Items listed in a dataset:

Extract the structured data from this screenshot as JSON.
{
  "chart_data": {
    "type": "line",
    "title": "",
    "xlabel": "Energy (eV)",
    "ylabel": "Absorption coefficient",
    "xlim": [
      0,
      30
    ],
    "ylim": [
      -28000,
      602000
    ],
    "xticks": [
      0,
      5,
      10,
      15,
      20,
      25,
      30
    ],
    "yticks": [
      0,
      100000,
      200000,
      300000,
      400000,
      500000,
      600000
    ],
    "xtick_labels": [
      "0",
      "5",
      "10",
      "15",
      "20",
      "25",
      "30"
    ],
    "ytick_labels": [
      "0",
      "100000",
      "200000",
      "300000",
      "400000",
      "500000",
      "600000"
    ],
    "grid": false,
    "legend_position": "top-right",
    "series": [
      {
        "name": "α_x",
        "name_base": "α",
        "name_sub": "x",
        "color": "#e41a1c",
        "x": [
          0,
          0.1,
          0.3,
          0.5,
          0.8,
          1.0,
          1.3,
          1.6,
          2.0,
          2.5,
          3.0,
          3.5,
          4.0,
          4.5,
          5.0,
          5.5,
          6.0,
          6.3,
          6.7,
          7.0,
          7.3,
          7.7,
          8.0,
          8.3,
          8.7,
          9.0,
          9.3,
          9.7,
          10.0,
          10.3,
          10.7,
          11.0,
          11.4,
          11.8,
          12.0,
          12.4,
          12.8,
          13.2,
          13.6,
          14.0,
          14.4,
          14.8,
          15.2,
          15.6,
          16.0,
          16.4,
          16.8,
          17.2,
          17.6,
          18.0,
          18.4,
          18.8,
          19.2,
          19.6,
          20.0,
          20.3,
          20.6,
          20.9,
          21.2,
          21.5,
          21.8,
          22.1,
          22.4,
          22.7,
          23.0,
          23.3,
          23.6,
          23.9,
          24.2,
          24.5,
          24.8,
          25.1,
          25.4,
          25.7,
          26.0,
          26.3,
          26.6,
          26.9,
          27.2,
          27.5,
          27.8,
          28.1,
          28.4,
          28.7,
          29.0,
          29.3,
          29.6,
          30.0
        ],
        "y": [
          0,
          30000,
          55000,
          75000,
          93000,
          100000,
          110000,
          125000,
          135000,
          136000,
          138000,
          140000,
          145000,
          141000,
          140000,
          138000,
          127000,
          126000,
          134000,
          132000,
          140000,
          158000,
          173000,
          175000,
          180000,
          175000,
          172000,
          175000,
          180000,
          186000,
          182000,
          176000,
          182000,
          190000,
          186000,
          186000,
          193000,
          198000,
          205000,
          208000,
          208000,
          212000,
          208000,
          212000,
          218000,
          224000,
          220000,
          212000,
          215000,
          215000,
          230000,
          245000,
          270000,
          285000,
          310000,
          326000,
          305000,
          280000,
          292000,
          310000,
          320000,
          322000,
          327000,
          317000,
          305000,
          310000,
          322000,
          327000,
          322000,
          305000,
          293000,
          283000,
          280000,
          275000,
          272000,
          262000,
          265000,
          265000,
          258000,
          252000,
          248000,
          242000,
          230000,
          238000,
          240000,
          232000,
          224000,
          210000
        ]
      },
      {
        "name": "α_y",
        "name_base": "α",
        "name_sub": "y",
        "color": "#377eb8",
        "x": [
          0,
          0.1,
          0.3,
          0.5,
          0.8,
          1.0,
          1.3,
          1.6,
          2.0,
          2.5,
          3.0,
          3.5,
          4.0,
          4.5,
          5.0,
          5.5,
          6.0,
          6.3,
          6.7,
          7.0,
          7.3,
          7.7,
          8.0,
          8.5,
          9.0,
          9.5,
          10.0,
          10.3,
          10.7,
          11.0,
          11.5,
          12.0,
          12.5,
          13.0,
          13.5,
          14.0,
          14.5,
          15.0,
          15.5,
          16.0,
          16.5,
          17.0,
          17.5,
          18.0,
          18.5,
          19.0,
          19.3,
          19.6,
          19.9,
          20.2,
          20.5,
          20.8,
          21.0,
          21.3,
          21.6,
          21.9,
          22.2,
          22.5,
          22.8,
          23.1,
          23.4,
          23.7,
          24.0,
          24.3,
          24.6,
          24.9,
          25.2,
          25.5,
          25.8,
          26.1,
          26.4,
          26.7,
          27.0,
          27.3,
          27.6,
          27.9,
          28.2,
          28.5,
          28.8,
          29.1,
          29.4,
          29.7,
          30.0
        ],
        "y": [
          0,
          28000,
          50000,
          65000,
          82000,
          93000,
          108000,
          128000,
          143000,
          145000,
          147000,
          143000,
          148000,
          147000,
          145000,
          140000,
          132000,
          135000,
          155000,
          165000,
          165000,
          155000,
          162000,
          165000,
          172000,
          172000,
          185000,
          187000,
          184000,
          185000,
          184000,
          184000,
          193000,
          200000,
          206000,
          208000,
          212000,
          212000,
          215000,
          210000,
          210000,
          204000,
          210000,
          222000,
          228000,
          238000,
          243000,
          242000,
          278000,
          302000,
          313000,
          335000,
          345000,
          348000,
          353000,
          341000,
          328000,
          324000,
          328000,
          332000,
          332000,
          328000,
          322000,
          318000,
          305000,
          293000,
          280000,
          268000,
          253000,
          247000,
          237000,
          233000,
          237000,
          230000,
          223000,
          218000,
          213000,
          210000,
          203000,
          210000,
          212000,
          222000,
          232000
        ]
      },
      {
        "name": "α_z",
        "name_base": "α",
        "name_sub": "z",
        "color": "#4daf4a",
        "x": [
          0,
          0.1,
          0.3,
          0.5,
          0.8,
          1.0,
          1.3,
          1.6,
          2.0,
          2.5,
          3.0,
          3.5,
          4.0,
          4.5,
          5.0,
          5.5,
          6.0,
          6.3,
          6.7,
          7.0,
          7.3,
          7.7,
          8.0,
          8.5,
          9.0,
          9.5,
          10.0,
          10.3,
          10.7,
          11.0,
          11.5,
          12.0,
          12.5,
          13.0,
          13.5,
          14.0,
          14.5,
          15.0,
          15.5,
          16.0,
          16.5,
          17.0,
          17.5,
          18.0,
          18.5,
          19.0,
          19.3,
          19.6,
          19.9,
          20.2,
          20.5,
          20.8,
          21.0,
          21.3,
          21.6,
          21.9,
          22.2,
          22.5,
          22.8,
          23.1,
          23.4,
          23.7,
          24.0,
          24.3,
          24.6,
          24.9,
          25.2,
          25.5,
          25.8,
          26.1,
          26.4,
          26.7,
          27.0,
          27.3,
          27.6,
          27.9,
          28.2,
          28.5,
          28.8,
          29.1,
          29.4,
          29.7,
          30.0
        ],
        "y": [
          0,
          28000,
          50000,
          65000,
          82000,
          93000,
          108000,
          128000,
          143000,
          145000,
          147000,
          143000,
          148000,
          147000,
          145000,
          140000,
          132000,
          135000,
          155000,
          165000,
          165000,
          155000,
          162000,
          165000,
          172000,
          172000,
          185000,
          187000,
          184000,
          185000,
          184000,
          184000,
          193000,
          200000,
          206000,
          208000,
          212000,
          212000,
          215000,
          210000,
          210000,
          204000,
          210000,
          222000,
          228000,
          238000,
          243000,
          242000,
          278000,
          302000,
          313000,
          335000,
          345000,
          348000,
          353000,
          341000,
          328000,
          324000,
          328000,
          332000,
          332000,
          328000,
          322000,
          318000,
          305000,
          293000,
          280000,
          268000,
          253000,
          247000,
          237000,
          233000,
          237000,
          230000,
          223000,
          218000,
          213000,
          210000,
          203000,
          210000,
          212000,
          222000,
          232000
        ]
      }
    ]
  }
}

▶ _Task_: Give back all the records exactly as they stand.

▶ _Expected output_:
Extract the structured data from this screenshot as JSON.
{
  "chart_data": {
    "type": "line",
    "title": "",
    "xlabel": "Energy (eV)",
    "ylabel": "Absorption coefficient",
    "xlim": [
      0,
      30
    ],
    "ylim": [
      -28000,
      602000
    ],
    "xticks": [
      0,
      5,
      10,
      15,
      20,
      25,
      30
    ],
    "yticks": [
      0,
      100000,
      200000,
      300000,
      400000,
      500000,
      600000
    ],
    "xtick_labels": [
      "0",
      "5",
      "10",
      "15",
      "20",
      "25",
      "30"
    ],
    "ytick_labels": [
      "0",
      "100000",
      "200000",
      "300000",
      "400000",
      "500000",
      "600000"
    ],
    "grid": false,
    "legend_position": "top-right",
    "series": [
      {
        "name": "α_x",
        "name_base": "α",
        "name_sub": "x",
        "color": "#e41a1c",
        "x": [
          0,
          0.1,
          0.3,
          0.5,
          0.8,
          1.0,
          1.3,
          1.6,
          2.0,
          2.5,
          3.0,
          3.5,
          4.0,
          4.5,
          5.0,
          5.5,
          6.0,
          6.3,
          6.7,
          7.0,
          7.3,
          7.7,
          8.0,
          8.3,
          8.7,
          9.0,
          9.3,
          9.7,
          10.0,
          10.3,
          10.7,
          11.0,
          11.4,
          11.8,
          12.0,
          12.4,
          12.8,
          13.2,
          13.6,
          14.0,
          14.4,
          14.8,
          15.2,
          15.6,
          16.0,
          16.4,
          16.8,
          17.2,
          17.6,
          18.0,
          18.4,
          18.8,
          19.2,
          19.6,
          20.0,
          20.3,
          20.6,
          20.9,
          21.2,
          21.5,
          21.8,
          22.1,
          22.4,
          22.7,
          23.0,
          23.3,
          23.6,
          23.9,
          24.2,
          24.5,
          24.8,
          25.1,
          25.4,
          25.7,
          26.0,
          26.3,
          26.6,
          26.9,
          27.2,
          27.5,
          27.8,
          28.1,
          28.4,
          28.7,
          29.0,
          29.3,
          29.6,
          30.0
        ],
        "y": [
          0,
          30000,
          55000,
          75000,
          93000,
          100000,
          110000,
          125000,
          135000,
          136000,
          138000,
          140000,
          145000,
          141000,
          140000,
          138000,
          127000,
          126000,
          134000,
          132000,
          140000,
          158000,
          173000,
          175000,
          180000,
          175000,
          172000,
          175000,
          180000,
          186000,
          182000,
          176000,
          182000,
          190000,
          186000,
          186000,
          193000,
          198000,
          205000,
          208000,
          208000,
          212000,
          208000,
          212000,
          218000,
          224000,
          220000,
          212000,
          215000,
          215000,
          230000,
          245000,
          270000,
          285000,
          310000,
          326000,
          305000,
          280000,
          292000,
          310000,
          320000,
          322000,
          327000,
          317000,
          305000,
          310000,
          322000,
          327000,
          322000,
          305000,
          293000,
          283000,
          280000,
          275000,
          272000,
          262000,
          265000,
          265000,
          258000,
          252000,
          248000,
          242000,
          230000,
          238000,
          240000,
          232000,
          224000,
          210000
        ]
      },
      {
        "name": "α_y",
        "name_base": "α",
        "name_sub": "y",
        "color": "#377eb8",
        "x": [
          0,
          0.1,
          0.3,
          0.5,
          0.8,
          1.0,
          1.3,
          1.6,
          2.0,
          2.5,
          3.0,
          3.5,
          4.0,
          4.5,
          5.0,
          5.5,
          6.0,
          6.3,
          6.7,
          7.0,
          7.3,
          7.7,
          8.0,
          8.5,
          9.0,
          9.5,
          10.0,
          10.3,
          10.7,
          11.0,
          11.5,
          12.0,
          12.5,
          13.0,
          13.5,
          14.0,
          14.5,
          15.0,
          15.5,
          16.0,
          16.5,
          17.0,
          17.5,
          18.0,
          18.5,
          19.0,
          19.3,
          19.6,
          19.9,
          20.2,
          20.5,
          20.8,
          21.0,
          21.3,
          21.6,
          21.9,
          22.2,
          22.5,
          22.8,
          23.1,
          23.4,
          23.7,
          24.0,
          24.3,
          24.6,
          24.9,
          25.2,
          25.5,
          25.8,
          26.1,
          26.4,
          26.7,
          27.0,
          27.3,
          27.6,
          27.9,
          28.2,
          28.5,
          28.8,
          29.1,
          29.4,
          29.7,
          30.0
        ],
        "y": [
          0,
          28000,
          50000,
          65000,
          82000,
          93000,
          108000,
          128000,
          143000,
          145000,
          147000,
          143000,
          148000,
          147000,
          145000,
          140000,
          132000,
          135000,
          155000,
          165000,
          165000,
          155000,
          162000,
          165000,
          172000,
          172000,
          185000,
          187000,
          184000,
          185000,
          184000,
          184000,
          193000,
          200000,
          206000,
          208000,
          212000,
          212000,
          215000,
          210000,
          210000,
          204000,
          210000,
          222000,
          228000,
          238000,
          243000,
          242000,
          278000,
          302000,
          313000,
          335000,
          345000,
          348000,
          353000,
          341000,
          328000,
          324000,
          328000,
          332000,
          332000,
          328000,
          322000,
          318000,
          305000,
          293000,
          280000,
          268000,
          253000,
          247000,
          237000,
          233000,
          237000,
          230000,
          223000,
          218000,
          213000,
          210000,
          203000,
          210000,
          212000,
          222000,
          232000
        ]
      },
      {
        "name": "α_z",
        "name_base": "α",
        "name_sub": "z",
        "color": "#4daf4a",
        "x": [
          0,
          0.1,
          0.3,
          0.5,
          0.8,
          1.0,
          1.3,
          1.6,
          2.0,
          2.5,
          3.0,
          3.5,
          4.0,
          4.5,
          5.0,
          5.5,
          6.0,
          6.3,
          6.7,
          7.0,
          7.3,
          7.7,
          8.0,
          8.5,
          9.0,
          9.5,
          10.0,
          10.3,
          10.7,
          11.0,
          11.5,
          12.0,
          12.5,
          13.0,
          13.5,
          14.0,
          14.5,
          15.0,
          15.5,
          16.0,
          16.5,
          17.0,
          17.5,
          18.0,
          18.5,
          19.0,
          19.3,
          19.6,
          19.9,
          20.2,
          20.5,
          20.8,
          21.0,
          21.3,
          21.6,
          21.9,
          22.2,
          22.5,
          22.8,
          23.1,
          23.4,
          23.7,
          24.0,
          24.3,
          24.6,
          24.9,
          25.2,
          25.5,
          25.8,
          26.1,
          26.4,
          26.7,
          27.0,
          27.3,
          27.6,
          27.9,
          28.2,
          28.5,
          28.8,
          29.1,
          29.4,
          29.7,
          30.0
        ],
        "y": [
          0,
          28000,
          50000,
          65000,
          82000,
          93000,
          108000,
          128000,
          143000,
          145000,
          147000,
          143000,
          148000,
          147000,
          145000,
          140000,
          132000,
          135000,
          155000,
          165000,
          165000,
          155000,
          162000,
          165000,
          172000,
          172000,
          185000,
          187000,
          184000,
          185000,
          184000,
          184000,
          193000,
          200000,
          206000,
          208000,
          212000,
          212000,
          215000,
          210000,
          210000,
          204000,
          210000,
          222000,
          228000,
          238000,
          243000,
          242000,
          278000,
          302000,
          313000,
          335000,
          345000,
          348000,
          353000,
          341000,
          328000,
          324000,
          328000,
          332000,
          332000,
          328000,
          322000,
          318000,
          305000,
          293000,
          280000,
          268000,
          253000,
          247000,
          237000,
          233000,
          237000,
          230000,
          223000,
          218000,
          213000,
          210000,
          203000,
          210000,
          212000,
          222000,
          232000
        ]
      }
    ]
  }
}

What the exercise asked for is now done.